--- Task brief ---
Write out all of the data exactly as it appears.

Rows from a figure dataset
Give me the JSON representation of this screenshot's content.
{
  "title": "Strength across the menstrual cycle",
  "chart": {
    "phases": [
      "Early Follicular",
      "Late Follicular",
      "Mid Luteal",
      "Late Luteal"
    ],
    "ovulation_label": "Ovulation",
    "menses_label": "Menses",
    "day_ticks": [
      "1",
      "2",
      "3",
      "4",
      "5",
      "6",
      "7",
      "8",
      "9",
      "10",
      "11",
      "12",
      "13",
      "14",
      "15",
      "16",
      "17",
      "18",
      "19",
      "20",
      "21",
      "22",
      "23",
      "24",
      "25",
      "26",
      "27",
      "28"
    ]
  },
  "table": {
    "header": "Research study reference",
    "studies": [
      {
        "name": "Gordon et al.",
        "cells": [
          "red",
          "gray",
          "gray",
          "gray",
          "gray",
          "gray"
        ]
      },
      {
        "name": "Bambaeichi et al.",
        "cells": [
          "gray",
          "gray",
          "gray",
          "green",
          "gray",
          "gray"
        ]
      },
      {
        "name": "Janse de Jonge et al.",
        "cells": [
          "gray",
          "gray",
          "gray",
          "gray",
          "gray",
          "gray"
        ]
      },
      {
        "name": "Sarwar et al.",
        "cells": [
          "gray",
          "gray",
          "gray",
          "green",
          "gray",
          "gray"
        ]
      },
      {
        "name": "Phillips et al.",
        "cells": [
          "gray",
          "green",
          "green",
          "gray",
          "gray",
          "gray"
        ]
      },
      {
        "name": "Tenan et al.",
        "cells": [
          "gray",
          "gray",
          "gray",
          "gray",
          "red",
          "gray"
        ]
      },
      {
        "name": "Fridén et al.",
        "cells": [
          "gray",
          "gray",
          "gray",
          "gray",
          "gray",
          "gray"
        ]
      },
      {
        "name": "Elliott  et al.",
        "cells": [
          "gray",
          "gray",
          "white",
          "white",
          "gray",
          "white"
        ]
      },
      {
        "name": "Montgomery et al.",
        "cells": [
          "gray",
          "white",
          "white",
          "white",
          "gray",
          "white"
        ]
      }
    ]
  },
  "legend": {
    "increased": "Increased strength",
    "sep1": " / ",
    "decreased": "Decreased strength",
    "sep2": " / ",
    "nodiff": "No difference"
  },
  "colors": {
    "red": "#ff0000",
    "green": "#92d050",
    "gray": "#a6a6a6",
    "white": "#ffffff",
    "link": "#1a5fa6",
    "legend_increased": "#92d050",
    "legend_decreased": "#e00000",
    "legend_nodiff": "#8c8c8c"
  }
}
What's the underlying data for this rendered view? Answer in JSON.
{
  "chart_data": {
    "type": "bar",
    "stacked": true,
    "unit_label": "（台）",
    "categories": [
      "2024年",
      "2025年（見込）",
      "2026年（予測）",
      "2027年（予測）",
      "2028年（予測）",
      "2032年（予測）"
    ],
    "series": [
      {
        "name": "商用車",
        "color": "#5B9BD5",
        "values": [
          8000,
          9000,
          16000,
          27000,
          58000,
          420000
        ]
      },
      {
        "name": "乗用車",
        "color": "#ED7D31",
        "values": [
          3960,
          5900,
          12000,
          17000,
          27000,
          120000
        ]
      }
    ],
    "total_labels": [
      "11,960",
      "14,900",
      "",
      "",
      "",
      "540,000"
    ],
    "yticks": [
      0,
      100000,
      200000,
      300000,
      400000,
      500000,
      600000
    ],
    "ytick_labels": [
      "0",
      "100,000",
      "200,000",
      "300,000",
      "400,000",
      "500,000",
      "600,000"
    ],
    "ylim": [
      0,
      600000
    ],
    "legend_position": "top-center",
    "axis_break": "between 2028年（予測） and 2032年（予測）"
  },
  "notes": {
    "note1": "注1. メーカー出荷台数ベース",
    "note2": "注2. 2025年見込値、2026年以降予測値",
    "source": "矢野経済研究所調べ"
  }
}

--- Solution to the problem ---
Give me the JSON representation of this screenshot's content.
{
  "title": "Strength across the menstrual cycle",
  "chart": {
    "phases": [
      "Early Follicular",
      "Late Follicular",
      "Mid Luteal",
      "Late Luteal"
    ],
    "ovulation_label": "Ovulation",
    "menses_label": "Menses",
    "day_ticks": [
      "1",
      "2",
      "3",
      "4",
      "5",
      "6",
      "7",
      "8",
      "9",
      "10",
      "11",
      "12",
      "13",
      "14",
      "15",
      "16",
      "17",
      "18",
      "19",
      "20",
      "21",
      "22",
      "23",
      "24",
      "25",
      "26",
      "27",
      "28"
    ]
  },
  "table": {
    "header": "Research study reference",
    "studies": [
      {
        "name": "Gordon et al.",
        "cells": [
          "red",
          "gray",
          "gray",
          "gray",
          "gray",
          "gray"
        ]
      },
      {
        "name": "Bambaeichi et al.",
        "cells": [
          "gray",
          "gray",
          "gray",
          "green",
          "gray",
          "gray"
        ]
      },
      {
        "name": "Janse de Jonge et al.",
        "cells": [
          "gray",
          "gray",
          "gray",
          "gray",
          "gray",
          "gray"
        ]
      },
      {
        "name": "Sarwar et al.",
        "cells": [
          "gray",
          "gray",
          "gray",
          "green",
          "gray",
          "gray"
        ]
      },
      {
        "name": "Phillips et al.",
        "cells": [
          "gray",
          "green",
          "green",
          "gray",
          "gray",
          "gray"
        ]
      },
      {
        "name": "Tenan et al.",
        "cells": [
          "gray",
          "gray",
          "gray",
          "gray",
          "red",
          "gray"
        ]
      },
      {
        "name": "Fridén et al.",
        "cells": [
          "gray",
          "gray",
          "gray",
          "gray",
          "gray",
          "gray"
        ]
      },
      {
        "name": "Elliott  et al.",
        "cells": [
          "gray",
          "gray",
          "white",
          "white",
          "gray",
          "white"
        ]
      },
      {
        "name": "Montgomery et al.",
        "cells": [
          "gray",
          "white",
          "white",
          "white",
          "gray",
          "white"
        ]
      }
    ]
  },
  "legend": {
    "increased": "Increased strength",
    "sep1": " / ",
    "decreased": "Decreased strength",
    "sep2": " / ",
    "nodiff": "No difference"
  },
  "colors": {
    "red": "#ff0000",
    "green": "#92d050",
    "gray": "#a6a6a6",
    "white": "#ffffff",
    "link": "#1a5fa6",
    "legend_increased": "#92d050",
    "legend_decreased": "#e00000",
    "legend_nodiff": "#8c8c8c"
  }
}
What's the underlying data for this rendered view? Answer in JSON.
{
  "chart_data": {
    "type": "bar",
    "stacked": true,
    "unit_label": "（台）",
    "categories": [
      "2024年",
      "2025年（見込）",
      "2026年（予測）",
      "2027年（予測）",
      "2028年（予測）",
      "2032年（予測）"
    ],
    "series": [
      {
        "name": "商用車",
        "color": "#5B9BD5",
        "values": [
          8000,
          9000,
          16000,
          27000,
          58000,
          420000
        ]
      },
      {
        "name": "乗用車",
        "color": "#ED7D31",
        "values": [
          3960,
          5900,
          12000,
          17000,
          27000,
          120000
        ]
      }
    ],
    "total_labels": [
      "11,960",
      "14,900",
      "",
      "",
      "",
      "540,000"
    ],
    "yticks": [
      0,
      100000,
      200000,
      300000,
      400000,
      500000,
      600000
    ],
    "ytick_labels": [
      "0",
      "100,000",
      "200,000",
      "300,000",
      "400,000",
      "500,000",
      "600,000"
    ],
    "ylim": [
      0,
      600000
    ],
    "legend_position": "top-center",
    "axis_break": "between 2028年（予測） and 2032年（予測）"
  },
  "notes": {
    "note1": "注1. メーカー出荷台数ベース",
    "note2": "注2. 2025年見込値、2026年以降予測値",
    "source": "矢野経済研究所調べ"
  }
}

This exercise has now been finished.